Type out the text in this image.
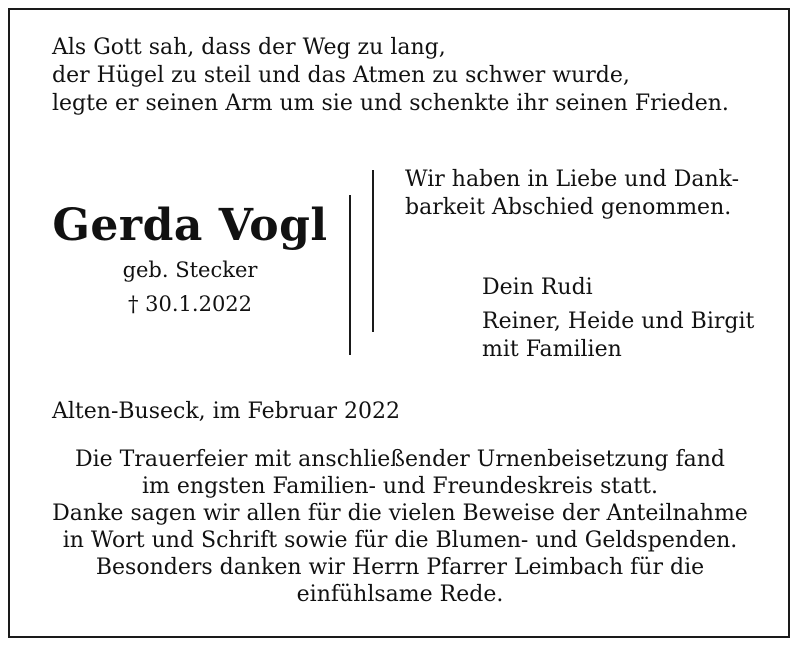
Als Gott sah, dass der Weg zu lang,
der Hügel zu steil und das Atmen zu schwer wurde,
legte er seinen Arm um sie und schenkte ihr seinen Frieden.
Gerda Vogl
geb. Stecker
† 30.1.2022
Wir haben in Liebe und Dank-
barkeit Abschied genommen.
Dein Rudi
Reiner, Heide und Birgit
mit Familien
Alten-Buseck, im Februar 2022
Die Trauerfeier mit anschließender Urnenbeisetzung fand
im engsten Familien- und Freundeskreis statt.
Danke sagen wir allen für die vielen Beweise der Anteilnahme
in Wort und Schrift sowie für die Blumen- und Geldspenden.
Besonders danken wir Herrn Pfarrer Leimbach für die
einfühlsame Rede.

☆ ☆ ☆ ☆ ☆ ☆ ☆

Problem statement:
Please report every line in the entries above that holds the string "Familien".

The answer:
mit Familien
im engsten Familien- und Freundeskreis statt.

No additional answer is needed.